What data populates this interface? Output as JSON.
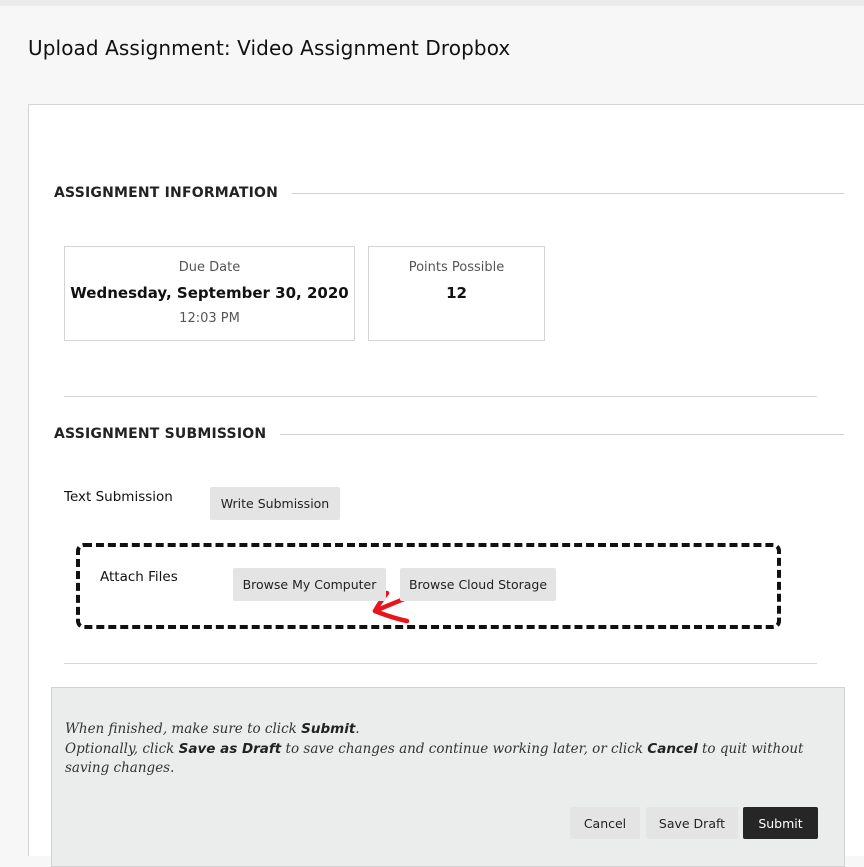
{
  "page": {
    "title": "Upload Assignment: Video Assignment Dropbox"
  },
  "assignment_information": {
    "heading": "ASSIGNMENT INFORMATION",
    "due_date": {
      "label": "Due Date",
      "date": "Wednesday, September 30, 2020",
      "time": "12:03 PM"
    },
    "points_possible": {
      "label": "Points Possible",
      "value": "12"
    }
  },
  "assignment_submission": {
    "heading": "ASSIGNMENT SUBMISSION",
    "text_submission": {
      "label": "Text Submission",
      "button_label": "Write Submission"
    },
    "attach_files": {
      "label": "Attach Files",
      "browse_computer_label": "Browse My Computer",
      "browse_cloud_label": "Browse Cloud Storage"
    }
  },
  "footer": {
    "line1_prefix": "When finished, make sure to click ",
    "line1_bold": "Submit",
    "line1_suffix": ".",
    "line2_a": "Optionally, click ",
    "line2_bold_save": "Save as Draft",
    "line2_b": " to save changes and continue working later, or click ",
    "line2_bold_cancel": "Cancel",
    "line2_c": " to quit without saving changes.",
    "cancel_label": "Cancel",
    "save_draft_label": "Save Draft",
    "submit_label": "Submit"
  },
  "annotations": {
    "arrow_color": "#e8141c",
    "dashed_box_color": "#111111"
  }
}
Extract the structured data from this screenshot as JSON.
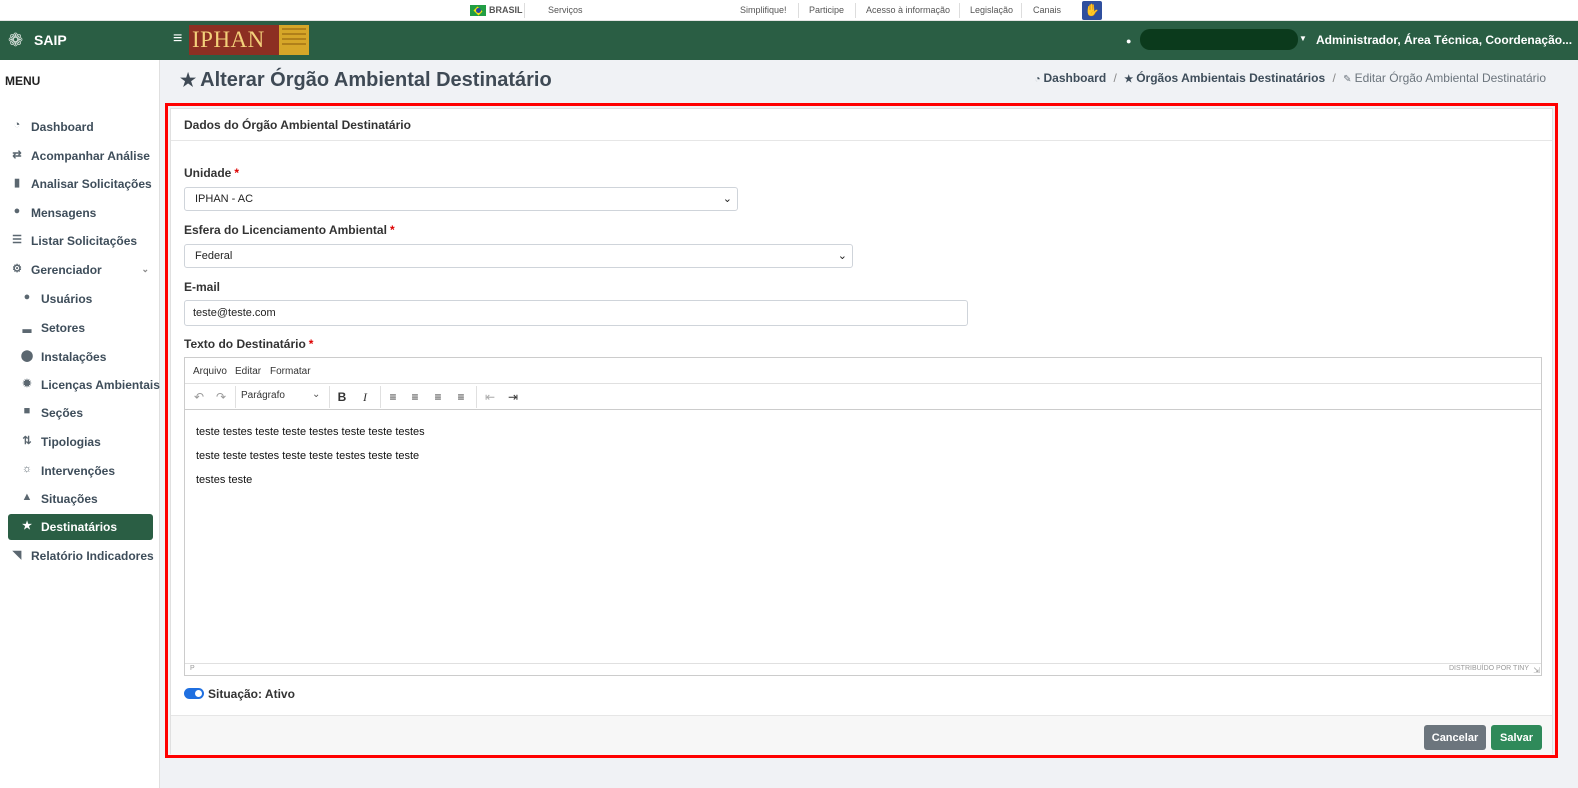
{
  "govbar": {
    "brasil": "BRASIL",
    "servicos": "Serviços",
    "links": [
      "Simplifique!",
      "Participe",
      "Acesso à informação",
      "Legislação",
      "Canais"
    ]
  },
  "header": {
    "app_name": "SAIP",
    "logo_text": "IPHAN",
    "user_role": "Administrador, Área Técnica, Coordenação..."
  },
  "sidebar": {
    "menu_title": "MENU",
    "items": [
      {
        "label": "Dashboard",
        "icon": "dashboard-icon"
      },
      {
        "label": "Acompanhar Análise",
        "icon": "exchange-icon"
      },
      {
        "label": "Analisar Solicitações",
        "icon": "book-icon"
      },
      {
        "label": "Mensagens",
        "icon": "comments-icon"
      },
      {
        "label": "Listar Solicitações",
        "icon": "list-icon"
      },
      {
        "label": "Gerenciador",
        "icon": "cogs-icon"
      },
      {
        "label": "Usuários",
        "icon": "users-icon"
      },
      {
        "label": "Setores",
        "icon": "industry-icon"
      },
      {
        "label": "Instalações",
        "icon": "circle-icon"
      },
      {
        "label": "Licenças Ambientais",
        "icon": "certificate-icon"
      },
      {
        "label": "Seções",
        "icon": "square-icon"
      },
      {
        "label": "Tipologias",
        "icon": "random-icon"
      },
      {
        "label": "Intervenções",
        "icon": "sun-icon"
      },
      {
        "label": "Situações",
        "icon": "bell-icon"
      },
      {
        "label": "Destinatários",
        "icon": "star-icon"
      },
      {
        "label": "Relatório Indicadores",
        "icon": "area-chart-icon"
      }
    ]
  },
  "page": {
    "title": "Alterar Órgão Ambiental Destinatário",
    "breadcrumb": [
      "Dashboard",
      "Órgãos Ambientais Destinatários",
      "Editar Órgão Ambiental Destinatário"
    ]
  },
  "form": {
    "card_title": "Dados do Órgão Ambiental Destinatário",
    "unidade_label": "Unidade",
    "unidade_value": "IPHAN - AC",
    "esfera_label": "Esfera do Licenciamento Ambiental",
    "esfera_value": "Federal",
    "email_label": "E-mail",
    "email_value": "teste@teste.com",
    "texto_label": "Texto do Destinatário",
    "required_mark": "*",
    "editor": {
      "menus": [
        "Arquivo",
        "Editar",
        "Formatar"
      ],
      "block_format": "Parágrafo",
      "content": [
        "teste testes teste teste testes teste teste testes",
        "teste teste testes teste teste testes teste teste",
        "testes teste"
      ],
      "status_path": "P",
      "powered_by": "DISTRIBUÍDO POR TINY"
    },
    "situacao_label": "Situação: Ativo",
    "situacao_active": true,
    "cancel_label": "Cancelar",
    "save_label": "Salvar"
  },
  "colors": {
    "header": "#2a5e44",
    "active_nav": "#2a5e44",
    "highlight": "#ff0000",
    "save": "#2f8a5a",
    "cancel": "#6c757d"
  }
}
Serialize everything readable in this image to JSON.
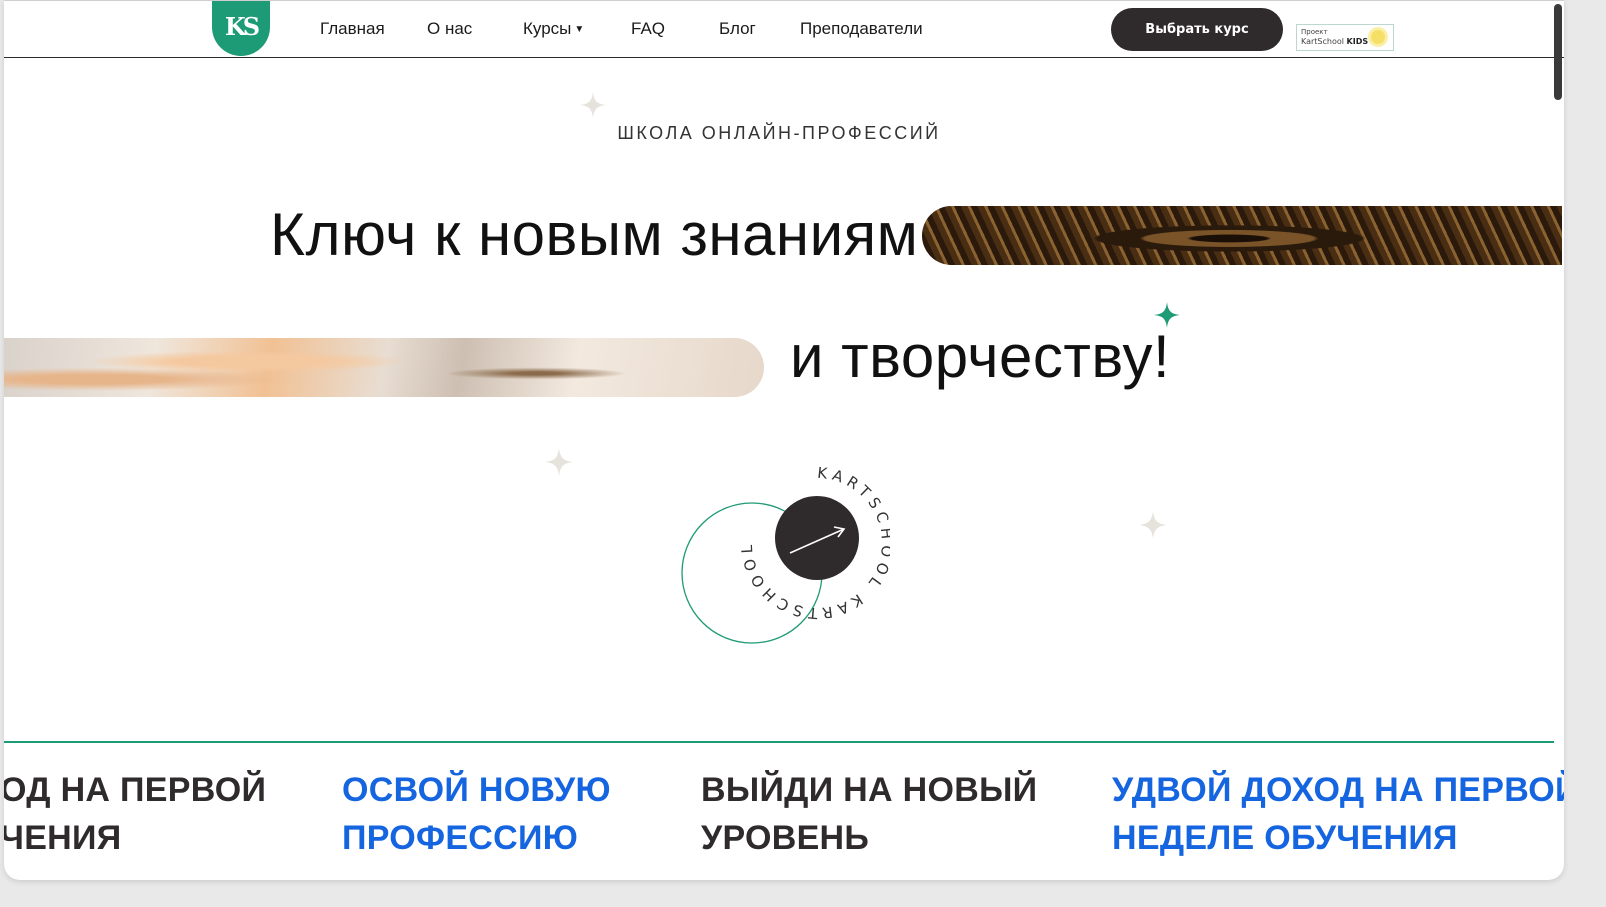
{
  "header": {
    "logo_text": "KS",
    "nav": [
      {
        "label": "Главная"
      },
      {
        "label": "О нас"
      },
      {
        "label": "Курсы",
        "has_dropdown": true
      },
      {
        "label": "FAQ"
      },
      {
        "label": "Блог"
      },
      {
        "label": "Преподаватели"
      }
    ],
    "cta_label": "Выбрать курс",
    "kids_badge": {
      "line1": "Проект",
      "line2_prefix": "KartSchool",
      "line2_bold": "KIDS"
    }
  },
  "hero": {
    "eyebrow": "ШКОЛА ОНЛАЙН-ПРОФЕССИЙ",
    "title_line1": "Ключ к новым знаниям",
    "title_line2": "и творчеству!",
    "badge_ring_text": "KARTSCHOOL KARTSCHOOL",
    "badge_icon": "arrow-up-right-icon"
  },
  "ticker": [
    {
      "line1": "ОД НА ПЕРВОЙ",
      "line2": "ЧЕНИЯ",
      "color": "#2f2a2b"
    },
    {
      "line1": "ОСВОЙ НОВУЮ",
      "line2": "ПРОФЕССИЮ",
      "color": "#1565e0"
    },
    {
      "line1": "ВЫЙДИ НА НОВЫЙ",
      "line2": "УРОВЕНЬ",
      "color": "#2f2a2b"
    },
    {
      "line1": "УДВОЙ ДОХОД НА ПЕРВОЙ",
      "line2": "НЕДЕЛЕ ОБУЧЕНИЯ",
      "color": "#1565e0"
    }
  ],
  "colors": {
    "brand_green": "#1d9a76",
    "dark": "#2f2a2b",
    "accent_blue": "#1565e0"
  }
}
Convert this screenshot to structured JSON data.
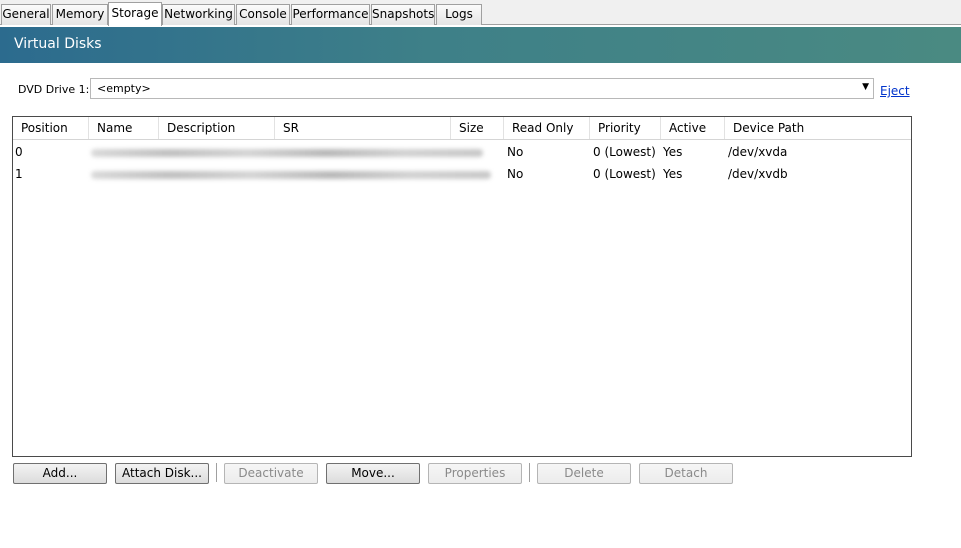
{
  "tabs": [
    "General",
    "Memory",
    "Storage",
    "Networking",
    "Console",
    "Performance",
    "Snapshots",
    "Logs"
  ],
  "active_tab": "Storage",
  "header": {
    "title": "Virtual Disks"
  },
  "dvd": {
    "label": "DVD Drive 1:",
    "value": "<empty>",
    "eject_label": "Eject"
  },
  "grid": {
    "columns": [
      "Position",
      "Name",
      "Description",
      "SR",
      "Size",
      "Read Only",
      "Priority",
      "Active",
      "Device Path"
    ],
    "rows": [
      {
        "position": "0",
        "read_only": "No",
        "priority": "0 (Lowest)",
        "active": "Yes",
        "device_path": "/dev/xvda"
      },
      {
        "position": "1",
        "read_only": "No",
        "priority": "0 (Lowest)",
        "active": "Yes",
        "device_path": "/dev/xvdb"
      }
    ]
  },
  "buttons": {
    "add": "Add...",
    "attach": "Attach Disk...",
    "deactivate": "Deactivate",
    "move": "Move...",
    "properties": "Properties",
    "delete": "Delete",
    "detach": "Detach"
  }
}
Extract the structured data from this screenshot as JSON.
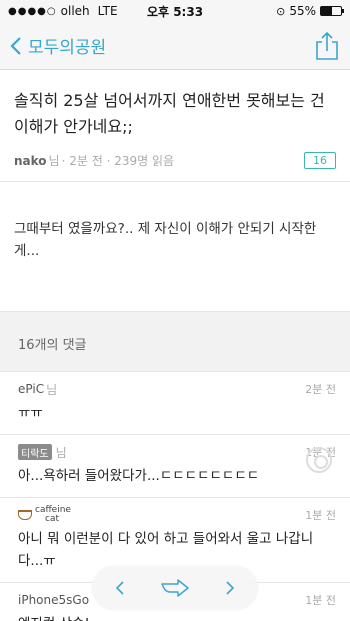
{
  "status_bar": {
    "carrier": "olleh",
    "network": "LTE",
    "time": "오후 5:33",
    "battery": "55%",
    "battery_level": 0.55
  },
  "nav": {
    "back_label": "모두의공원"
  },
  "post": {
    "title": "솔직히 25살 넘어서까지 연애한번 못해보는 건 이해가 안가네요;;",
    "author": "nako",
    "author_suffix": "님",
    "meta": "· 2분 전 · 239명 읽음",
    "comment_count": "16",
    "body": "그때부터 였을까요?.. 제 자신이 이해가 안되기 시작한게..."
  },
  "comments_header": "16개의 댓글",
  "comments": [
    {
      "author": "ePiC",
      "suffix": "님",
      "time": "2분 전",
      "text": "ㅠㅠ"
    },
    {
      "author": "",
      "avatar": "티락도",
      "suffix": "님",
      "time": "1분 전",
      "text": "아...욕하러 들어왔다가...ㄷㄷㄷㄷㄷㄷㄷㄷ"
    },
    {
      "author": "",
      "avatar_line1": "caffeine",
      "avatar_line2": "cat",
      "suffix": "",
      "time": "1분 전",
      "text": "아니 뭐 이런분이 다 있어 하고 들어와서 울고 나갑니다...ㅠ"
    },
    {
      "author": "iPhone5sGo",
      "suffix": "",
      "time": "1분 전",
      "text": "엔지컴 상승!"
    }
  ],
  "icons": {
    "back": "chevron-left-icon",
    "share": "share-icon",
    "prev": "chevron-left-icon",
    "reply": "reply-arrow-icon",
    "next": "chevron-right-icon"
  },
  "colors": {
    "accent": "#3aa6cf",
    "badge": "#3ab6b0"
  }
}
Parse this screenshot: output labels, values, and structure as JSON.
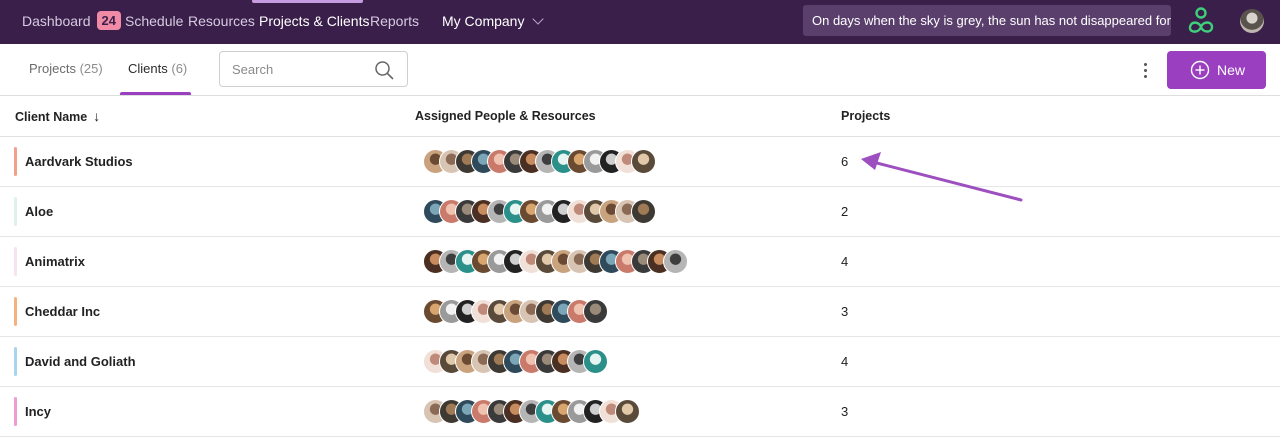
━━━━
- [Exercise details] Looking at the records above, report how many lines contain the word "data". Answer with the number only.

- [Result for this exercise] 4